EXERCISE DESCRIPTION: Rewrite the records as a numbered list, starting at the first line and ending at the line that contains "show-effects[interactable]: ▣ [1242, 815, 1272, 833]", leaving out any blank lines.

--*--

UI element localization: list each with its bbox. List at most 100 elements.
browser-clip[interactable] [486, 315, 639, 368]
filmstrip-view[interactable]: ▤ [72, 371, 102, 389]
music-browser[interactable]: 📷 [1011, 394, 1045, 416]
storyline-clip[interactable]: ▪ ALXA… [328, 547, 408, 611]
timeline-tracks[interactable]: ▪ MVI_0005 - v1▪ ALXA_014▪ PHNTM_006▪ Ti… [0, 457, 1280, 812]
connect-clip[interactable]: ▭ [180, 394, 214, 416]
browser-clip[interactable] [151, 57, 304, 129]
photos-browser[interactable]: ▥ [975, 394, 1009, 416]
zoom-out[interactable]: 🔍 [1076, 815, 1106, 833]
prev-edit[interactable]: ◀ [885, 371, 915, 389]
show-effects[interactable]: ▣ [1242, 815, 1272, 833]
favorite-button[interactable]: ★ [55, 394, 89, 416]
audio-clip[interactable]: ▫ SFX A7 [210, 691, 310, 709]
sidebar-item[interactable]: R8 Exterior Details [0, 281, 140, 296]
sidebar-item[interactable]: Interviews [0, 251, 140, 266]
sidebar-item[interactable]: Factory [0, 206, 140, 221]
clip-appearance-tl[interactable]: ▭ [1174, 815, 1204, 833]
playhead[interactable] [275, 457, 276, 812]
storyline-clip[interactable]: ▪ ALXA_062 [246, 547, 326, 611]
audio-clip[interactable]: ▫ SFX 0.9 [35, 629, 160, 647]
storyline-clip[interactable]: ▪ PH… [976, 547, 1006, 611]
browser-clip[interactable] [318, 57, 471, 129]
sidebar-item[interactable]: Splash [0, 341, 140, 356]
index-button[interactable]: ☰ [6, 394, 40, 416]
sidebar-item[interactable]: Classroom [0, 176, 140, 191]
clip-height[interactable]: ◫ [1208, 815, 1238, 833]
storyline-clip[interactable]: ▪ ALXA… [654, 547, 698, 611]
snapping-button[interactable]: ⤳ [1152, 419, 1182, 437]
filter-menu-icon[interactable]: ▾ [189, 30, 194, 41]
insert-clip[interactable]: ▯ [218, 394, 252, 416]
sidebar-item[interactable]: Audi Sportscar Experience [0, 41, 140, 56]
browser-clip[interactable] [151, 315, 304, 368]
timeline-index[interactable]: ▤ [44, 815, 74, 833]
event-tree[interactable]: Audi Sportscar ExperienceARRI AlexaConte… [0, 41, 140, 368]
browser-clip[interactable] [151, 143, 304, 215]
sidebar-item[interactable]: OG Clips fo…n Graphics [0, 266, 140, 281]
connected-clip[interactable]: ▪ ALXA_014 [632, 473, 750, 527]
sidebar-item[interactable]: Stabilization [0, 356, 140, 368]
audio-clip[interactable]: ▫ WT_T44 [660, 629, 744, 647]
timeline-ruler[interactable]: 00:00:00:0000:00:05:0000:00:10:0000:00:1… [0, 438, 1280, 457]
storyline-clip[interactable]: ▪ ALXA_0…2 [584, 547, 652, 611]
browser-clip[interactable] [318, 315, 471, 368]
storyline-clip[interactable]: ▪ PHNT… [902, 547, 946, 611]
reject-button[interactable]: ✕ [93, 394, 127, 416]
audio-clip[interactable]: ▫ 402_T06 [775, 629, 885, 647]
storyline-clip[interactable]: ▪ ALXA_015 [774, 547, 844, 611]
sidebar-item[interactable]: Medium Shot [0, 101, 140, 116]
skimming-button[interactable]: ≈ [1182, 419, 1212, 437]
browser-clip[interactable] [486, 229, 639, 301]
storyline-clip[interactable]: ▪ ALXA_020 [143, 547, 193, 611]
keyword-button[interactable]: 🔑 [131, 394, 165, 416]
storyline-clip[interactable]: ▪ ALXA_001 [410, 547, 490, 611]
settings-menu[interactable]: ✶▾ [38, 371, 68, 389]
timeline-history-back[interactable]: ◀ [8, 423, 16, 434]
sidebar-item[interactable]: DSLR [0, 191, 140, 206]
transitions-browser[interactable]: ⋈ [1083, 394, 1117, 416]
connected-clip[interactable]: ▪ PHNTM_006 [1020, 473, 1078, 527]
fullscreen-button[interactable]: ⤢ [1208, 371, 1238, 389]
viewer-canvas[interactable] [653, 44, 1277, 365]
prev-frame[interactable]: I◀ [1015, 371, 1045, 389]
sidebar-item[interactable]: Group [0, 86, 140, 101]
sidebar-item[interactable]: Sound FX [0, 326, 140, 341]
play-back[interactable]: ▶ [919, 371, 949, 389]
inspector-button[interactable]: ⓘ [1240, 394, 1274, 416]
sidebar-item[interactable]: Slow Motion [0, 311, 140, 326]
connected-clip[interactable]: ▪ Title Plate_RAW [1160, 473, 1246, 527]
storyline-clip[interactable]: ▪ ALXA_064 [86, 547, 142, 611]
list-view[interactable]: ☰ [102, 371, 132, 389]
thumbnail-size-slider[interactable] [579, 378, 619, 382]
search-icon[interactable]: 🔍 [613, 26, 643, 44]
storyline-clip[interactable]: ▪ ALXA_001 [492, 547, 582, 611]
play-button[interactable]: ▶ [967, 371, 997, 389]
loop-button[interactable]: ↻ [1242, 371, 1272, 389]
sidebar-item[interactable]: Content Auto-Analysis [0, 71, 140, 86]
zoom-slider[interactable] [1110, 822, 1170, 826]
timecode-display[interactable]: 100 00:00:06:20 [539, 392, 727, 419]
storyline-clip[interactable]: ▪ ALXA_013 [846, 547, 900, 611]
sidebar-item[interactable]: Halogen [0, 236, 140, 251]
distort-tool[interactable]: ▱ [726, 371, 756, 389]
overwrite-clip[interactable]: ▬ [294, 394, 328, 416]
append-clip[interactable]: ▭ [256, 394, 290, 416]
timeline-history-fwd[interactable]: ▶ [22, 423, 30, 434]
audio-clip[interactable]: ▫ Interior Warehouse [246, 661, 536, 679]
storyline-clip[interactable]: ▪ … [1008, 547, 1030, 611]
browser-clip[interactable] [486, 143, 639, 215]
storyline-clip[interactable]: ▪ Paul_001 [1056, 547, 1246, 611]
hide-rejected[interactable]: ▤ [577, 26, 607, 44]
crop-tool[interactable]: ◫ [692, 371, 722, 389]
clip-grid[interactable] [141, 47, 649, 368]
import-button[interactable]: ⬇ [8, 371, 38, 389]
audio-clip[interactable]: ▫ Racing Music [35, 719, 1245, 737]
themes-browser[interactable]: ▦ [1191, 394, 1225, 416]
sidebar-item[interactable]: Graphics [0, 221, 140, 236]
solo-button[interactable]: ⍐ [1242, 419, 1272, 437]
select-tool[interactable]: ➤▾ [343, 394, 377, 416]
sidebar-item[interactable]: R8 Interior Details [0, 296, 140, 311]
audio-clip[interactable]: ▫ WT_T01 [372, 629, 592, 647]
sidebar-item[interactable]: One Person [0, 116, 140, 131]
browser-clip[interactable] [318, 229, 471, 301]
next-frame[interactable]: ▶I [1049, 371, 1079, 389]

--*--

EXPECTED ANSWER:
1. UI element localization: list each with its bbox. List at most 100 elements.
2. browser-clip[interactable] [486, 315, 639, 368]
3. filmstrip-view[interactable]: ▤ [72, 371, 102, 389]
4. music-browser[interactable]: 📷 [1011, 394, 1045, 416]
5. storyline-clip[interactable]: ▪ ALXA… [328, 547, 408, 611]
6. timeline-tracks[interactable]: ▪ MVI_0005 - v1▪ ALXA_014▪ PHNTM_006▪ Ti… [0, 457, 1280, 812]
7. connect-clip[interactable]: ▭ [180, 394, 214, 416]
8. browser-clip[interactable] [151, 57, 304, 129]
9. photos-browser[interactable]: ▥ [975, 394, 1009, 416]
10. zoom-out[interactable]: 🔍 [1076, 815, 1106, 833]
11. prev-edit[interactable]: ◀ [885, 371, 915, 389]
12. show-effects[interactable]: ▣ [1242, 815, 1272, 833]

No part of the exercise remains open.